+++ Extracted records
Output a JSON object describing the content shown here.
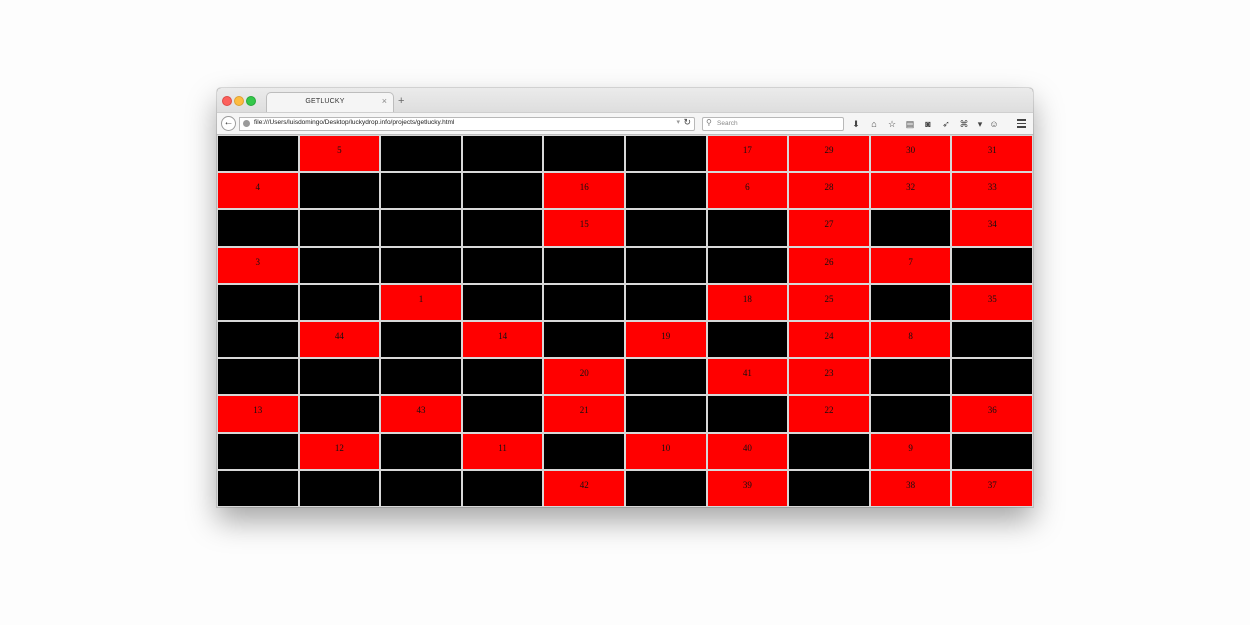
{
  "browser": {
    "tab_title": "GETLUCKY",
    "tab_close": "×",
    "new_tab": "+",
    "back": "←",
    "url": "file:///Users/luisdomingo/Desktop/luckydrop.info/projects/getlucky.html",
    "url_dropdown": "▾",
    "reload": "↻",
    "search_placeholder": "Search",
    "search_glyph": "⚲",
    "toolbar_icons": [
      {
        "name": "download-icon",
        "glyph": "⬇"
      },
      {
        "name": "home-icon",
        "glyph": "⌂"
      },
      {
        "name": "bookmark-star-icon",
        "glyph": "☆"
      },
      {
        "name": "bookmarks-library-icon",
        "glyph": "▤"
      },
      {
        "name": "pocket-icon",
        "glyph": "◙"
      },
      {
        "name": "send-icon",
        "glyph": "➶"
      },
      {
        "name": "translate-icon",
        "glyph": "⌘"
      },
      {
        "name": "overflow-chevron-icon",
        "glyph": "▾"
      },
      {
        "name": "emoji-icon",
        "glyph": "☺"
      }
    ]
  },
  "board": {
    "colors": {
      "red": "#ff0000",
      "black": "#000000"
    },
    "cells": [
      [
        {
          "c": "b",
          "n": ""
        },
        {
          "c": "r",
          "n": "5"
        },
        {
          "c": "b",
          "n": ""
        },
        {
          "c": "b",
          "n": ""
        },
        {
          "c": "b",
          "n": ""
        },
        {
          "c": "b",
          "n": ""
        },
        {
          "c": "r",
          "n": "17"
        },
        {
          "c": "r",
          "n": "29"
        },
        {
          "c": "r",
          "n": "30"
        },
        {
          "c": "r",
          "n": "31"
        }
      ],
      [
        {
          "c": "r",
          "n": "4"
        },
        {
          "c": "b",
          "n": ""
        },
        {
          "c": "b",
          "n": ""
        },
        {
          "c": "b",
          "n": ""
        },
        {
          "c": "r",
          "n": "16"
        },
        {
          "c": "b",
          "n": ""
        },
        {
          "c": "r",
          "n": "6"
        },
        {
          "c": "r",
          "n": "28"
        },
        {
          "c": "r",
          "n": "32"
        },
        {
          "c": "r",
          "n": "33"
        }
      ],
      [
        {
          "c": "b",
          "n": ""
        },
        {
          "c": "b",
          "n": ""
        },
        {
          "c": "b",
          "n": ""
        },
        {
          "c": "b",
          "n": ""
        },
        {
          "c": "r",
          "n": "15"
        },
        {
          "c": "b",
          "n": ""
        },
        {
          "c": "b",
          "n": ""
        },
        {
          "c": "r",
          "n": "27"
        },
        {
          "c": "b",
          "n": ""
        },
        {
          "c": "r",
          "n": "34"
        }
      ],
      [
        {
          "c": "r",
          "n": "3"
        },
        {
          "c": "b",
          "n": ""
        },
        {
          "c": "b",
          "n": ""
        },
        {
          "c": "b",
          "n": ""
        },
        {
          "c": "b",
          "n": ""
        },
        {
          "c": "b",
          "n": ""
        },
        {
          "c": "b",
          "n": ""
        },
        {
          "c": "r",
          "n": "26"
        },
        {
          "c": "r",
          "n": "7"
        },
        {
          "c": "b",
          "n": ""
        }
      ],
      [
        {
          "c": "b",
          "n": ""
        },
        {
          "c": "b",
          "n": ""
        },
        {
          "c": "r",
          "n": "1"
        },
        {
          "c": "b",
          "n": ""
        },
        {
          "c": "b",
          "n": ""
        },
        {
          "c": "b",
          "n": ""
        },
        {
          "c": "r",
          "n": "18"
        },
        {
          "c": "r",
          "n": "25"
        },
        {
          "c": "b",
          "n": ""
        },
        {
          "c": "r",
          "n": "35"
        }
      ],
      [
        {
          "c": "b",
          "n": ""
        },
        {
          "c": "r",
          "n": "44"
        },
        {
          "c": "b",
          "n": ""
        },
        {
          "c": "r",
          "n": "14"
        },
        {
          "c": "b",
          "n": ""
        },
        {
          "c": "r",
          "n": "19"
        },
        {
          "c": "b",
          "n": ""
        },
        {
          "c": "r",
          "n": "24"
        },
        {
          "c": "r",
          "n": "8"
        },
        {
          "c": "b",
          "n": ""
        }
      ],
      [
        {
          "c": "b",
          "n": ""
        },
        {
          "c": "b",
          "n": ""
        },
        {
          "c": "b",
          "n": ""
        },
        {
          "c": "b",
          "n": ""
        },
        {
          "c": "r",
          "n": "20"
        },
        {
          "c": "b",
          "n": ""
        },
        {
          "c": "r",
          "n": "41"
        },
        {
          "c": "r",
          "n": "23"
        },
        {
          "c": "b",
          "n": ""
        },
        {
          "c": "b",
          "n": ""
        }
      ],
      [
        {
          "c": "r",
          "n": "13"
        },
        {
          "c": "b",
          "n": ""
        },
        {
          "c": "r",
          "n": "43"
        },
        {
          "c": "b",
          "n": ""
        },
        {
          "c": "r",
          "n": "21"
        },
        {
          "c": "b",
          "n": ""
        },
        {
          "c": "b",
          "n": ""
        },
        {
          "c": "r",
          "n": "22"
        },
        {
          "c": "b",
          "n": ""
        },
        {
          "c": "r",
          "n": "36"
        }
      ],
      [
        {
          "c": "b",
          "n": ""
        },
        {
          "c": "r",
          "n": "12"
        },
        {
          "c": "b",
          "n": ""
        },
        {
          "c": "r",
          "n": "11"
        },
        {
          "c": "b",
          "n": ""
        },
        {
          "c": "r",
          "n": "10"
        },
        {
          "c": "r",
          "n": "40"
        },
        {
          "c": "b",
          "n": ""
        },
        {
          "c": "r",
          "n": "9"
        },
        {
          "c": "b",
          "n": ""
        }
      ],
      [
        {
          "c": "b",
          "n": ""
        },
        {
          "c": "b",
          "n": ""
        },
        {
          "c": "b",
          "n": ""
        },
        {
          "c": "b",
          "n": ""
        },
        {
          "c": "r",
          "n": "42"
        },
        {
          "c": "b",
          "n": ""
        },
        {
          "c": "r",
          "n": "39"
        },
        {
          "c": "b",
          "n": ""
        },
        {
          "c": "r",
          "n": "38"
        },
        {
          "c": "r",
          "n": "37"
        }
      ]
    ]
  }
}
++++++
Exercise:
Reproduce the listing word for word and omit its pictures.

Final result:
Output a JSON object describing the content shown here.
{
  "browser": {
    "tab_title": "GETLUCKY",
    "tab_close": "×",
    "new_tab": "+",
    "back": "←",
    "url": "file:///Users/luisdomingo/Desktop/luckydrop.info/projects/getlucky.html",
    "url_dropdown": "▾",
    "reload": "↻",
    "search_placeholder": "Search",
    "search_glyph": "⚲",
    "toolbar_icons": [
      {
        "name": "download-icon",
        "glyph": "⬇"
      },
      {
        "name": "home-icon",
        "glyph": "⌂"
      },
      {
        "name": "bookmark-star-icon",
        "glyph": "☆"
      },
      {
        "name": "bookmarks-library-icon",
        "glyph": "▤"
      },
      {
        "name": "pocket-icon",
        "glyph": "◙"
      },
      {
        "name": "send-icon",
        "glyph": "➶"
      },
      {
        "name": "translate-icon",
        "glyph": "⌘"
      },
      {
        "name": "overflow-chevron-icon",
        "glyph": "▾"
      },
      {
        "name": "emoji-icon",
        "glyph": "☺"
      }
    ]
  },
  "board": {
    "colors": {
      "red": "#ff0000",
      "black": "#000000"
    },
    "cells": [
      [
        {
          "c": "b",
          "n": ""
        },
        {
          "c": "r",
          "n": "5"
        },
        {
          "c": "b",
          "n": ""
        },
        {
          "c": "b",
          "n": ""
        },
        {
          "c": "b",
          "n": ""
        },
        {
          "c": "b",
          "n": ""
        },
        {
          "c": "r",
          "n": "17"
        },
        {
          "c": "r",
          "n": "29"
        },
        {
          "c": "r",
          "n": "30"
        },
        {
          "c": "r",
          "n": "31"
        }
      ],
      [
        {
          "c": "r",
          "n": "4"
        },
        {
          "c": "b",
          "n": ""
        },
        {
          "c": "b",
          "n": ""
        },
        {
          "c": "b",
          "n": ""
        },
        {
          "c": "r",
          "n": "16"
        },
        {
          "c": "b",
          "n": ""
        },
        {
          "c": "r",
          "n": "6"
        },
        {
          "c": "r",
          "n": "28"
        },
        {
          "c": "r",
          "n": "32"
        },
        {
          "c": "r",
          "n": "33"
        }
      ],
      [
        {
          "c": "b",
          "n": ""
        },
        {
          "c": "b",
          "n": ""
        },
        {
          "c": "b",
          "n": ""
        },
        {
          "c": "b",
          "n": ""
        },
        {
          "c": "r",
          "n": "15"
        },
        {
          "c": "b",
          "n": ""
        },
        {
          "c": "b",
          "n": ""
        },
        {
          "c": "r",
          "n": "27"
        },
        {
          "c": "b",
          "n": ""
        },
        {
          "c": "r",
          "n": "34"
        }
      ],
      [
        {
          "c": "r",
          "n": "3"
        },
        {
          "c": "b",
          "n": ""
        },
        {
          "c": "b",
          "n": ""
        },
        {
          "c": "b",
          "n": ""
        },
        {
          "c": "b",
          "n": ""
        },
        {
          "c": "b",
          "n": ""
        },
        {
          "c": "b",
          "n": ""
        },
        {
          "c": "r",
          "n": "26"
        },
        {
          "c": "r",
          "n": "7"
        },
        {
          "c": "b",
          "n": ""
        }
      ],
      [
        {
          "c": "b",
          "n": ""
        },
        {
          "c": "b",
          "n": ""
        },
        {
          "c": "r",
          "n": "1"
        },
        {
          "c": "b",
          "n": ""
        },
        {
          "c": "b",
          "n": ""
        },
        {
          "c": "b",
          "n": ""
        },
        {
          "c": "r",
          "n": "18"
        },
        {
          "c": "r",
          "n": "25"
        },
        {
          "c": "b",
          "n": ""
        },
        {
          "c": "r",
          "n": "35"
        }
      ],
      [
        {
          "c": "b",
          "n": ""
        },
        {
          "c": "r",
          "n": "44"
        },
        {
          "c": "b",
          "n": ""
        },
        {
          "c": "r",
          "n": "14"
        },
        {
          "c": "b",
          "n": ""
        },
        {
          "c": "r",
          "n": "19"
        },
        {
          "c": "b",
          "n": ""
        },
        {
          "c": "r",
          "n": "24"
        },
        {
          "c": "r",
          "n": "8"
        },
        {
          "c": "b",
          "n": ""
        }
      ],
      [
        {
          "c": "b",
          "n": ""
        },
        {
          "c": "b",
          "n": ""
        },
        {
          "c": "b",
          "n": ""
        },
        {
          "c": "b",
          "n": ""
        },
        {
          "c": "r",
          "n": "20"
        },
        {
          "c": "b",
          "n": ""
        },
        {
          "c": "r",
          "n": "41"
        },
        {
          "c": "r",
          "n": "23"
        },
        {
          "c": "b",
          "n": ""
        },
        {
          "c": "b",
          "n": ""
        }
      ],
      [
        {
          "c": "r",
          "n": "13"
        },
        {
          "c": "b",
          "n": ""
        },
        {
          "c": "r",
          "n": "43"
        },
        {
          "c": "b",
          "n": ""
        },
        {
          "c": "r",
          "n": "21"
        },
        {
          "c": "b",
          "n": ""
        },
        {
          "c": "b",
          "n": ""
        },
        {
          "c": "r",
          "n": "22"
        },
        {
          "c": "b",
          "n": ""
        },
        {
          "c": "r",
          "n": "36"
        }
      ],
      [
        {
          "c": "b",
          "n": ""
        },
        {
          "c": "r",
          "n": "12"
        },
        {
          "c": "b",
          "n": ""
        },
        {
          "c": "r",
          "n": "11"
        },
        {
          "c": "b",
          "n": ""
        },
        {
          "c": "r",
          "n": "10"
        },
        {
          "c": "r",
          "n": "40"
        },
        {
          "c": "b",
          "n": ""
        },
        {
          "c": "r",
          "n": "9"
        },
        {
          "c": "b",
          "n": ""
        }
      ],
      [
        {
          "c": "b",
          "n": ""
        },
        {
          "c": "b",
          "n": ""
        },
        {
          "c": "b",
          "n": ""
        },
        {
          "c": "b",
          "n": ""
        },
        {
          "c": "r",
          "n": "42"
        },
        {
          "c": "b",
          "n": ""
        },
        {
          "c": "r",
          "n": "39"
        },
        {
          "c": "b",
          "n": ""
        },
        {
          "c": "r",
          "n": "38"
        },
        {
          "c": "r",
          "n": "37"
        }
      ]
    ]
  }
}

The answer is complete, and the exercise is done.